(Stored data entries)
= = = = = = =
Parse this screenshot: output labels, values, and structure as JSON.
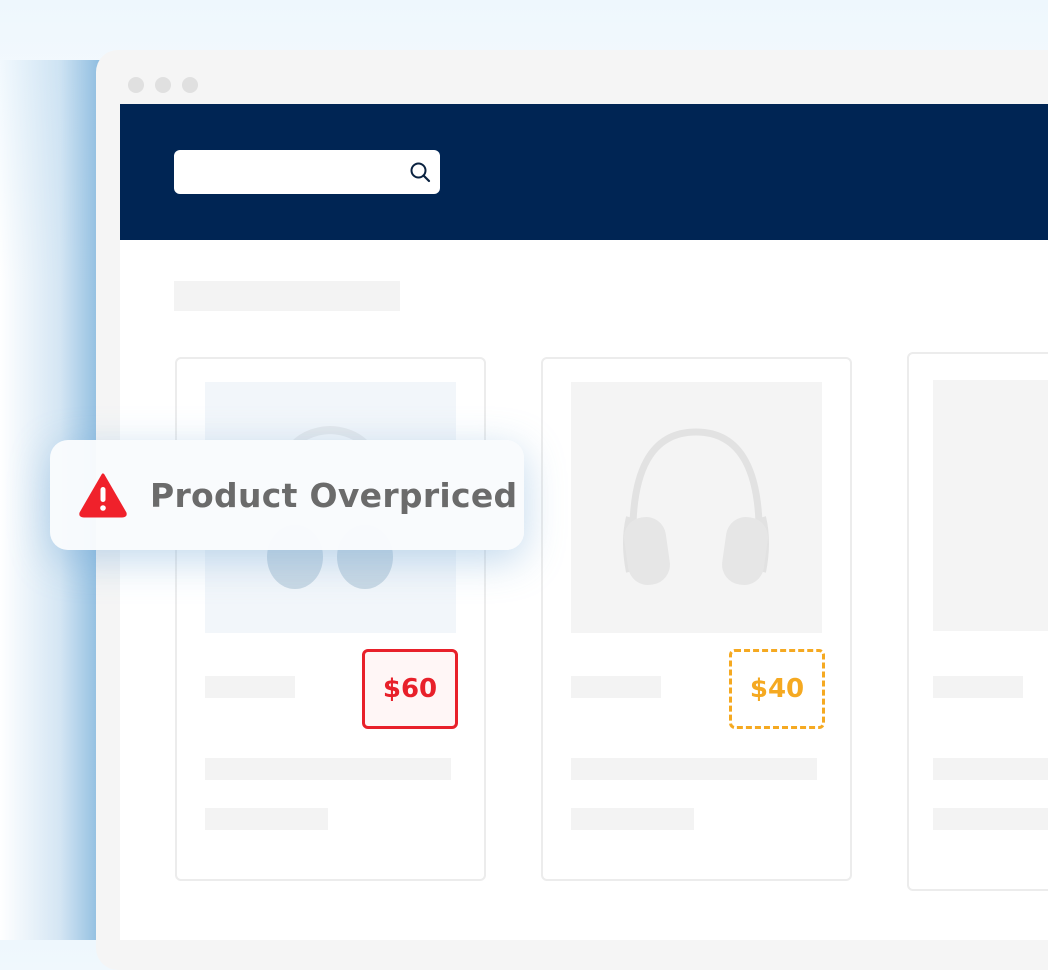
{
  "header": {
    "search": {
      "placeholder": "",
      "value": ""
    },
    "brand_color": "#002554"
  },
  "products": [
    {
      "price": "$60",
      "status": "overpriced",
      "price_color": "#e8202a"
    },
    {
      "price": "$40",
      "status": "warning",
      "price_color": "#f5a921"
    },
    {
      "price": ""
    }
  ],
  "alert": {
    "icon": "warning-triangle-icon",
    "text": "Product Overpriced",
    "icon_color": "#f0212b"
  }
}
= = = = = = =
→ Work to complete
Transcribe the material exactly, keeping every word and none of the pictures.

→ Written solution
Parse this screenshot: output labels, values, and structure as JSON.
{
  "header": {
    "search": {
      "placeholder": "",
      "value": ""
    },
    "brand_color": "#002554"
  },
  "products": [
    {
      "price": "$60",
      "status": "overpriced",
      "price_color": "#e8202a"
    },
    {
      "price": "$40",
      "status": "warning",
      "price_color": "#f5a921"
    },
    {
      "price": ""
    }
  ],
  "alert": {
    "icon": "warning-triangle-icon",
    "text": "Product Overpriced",
    "icon_color": "#f0212b"
  }
}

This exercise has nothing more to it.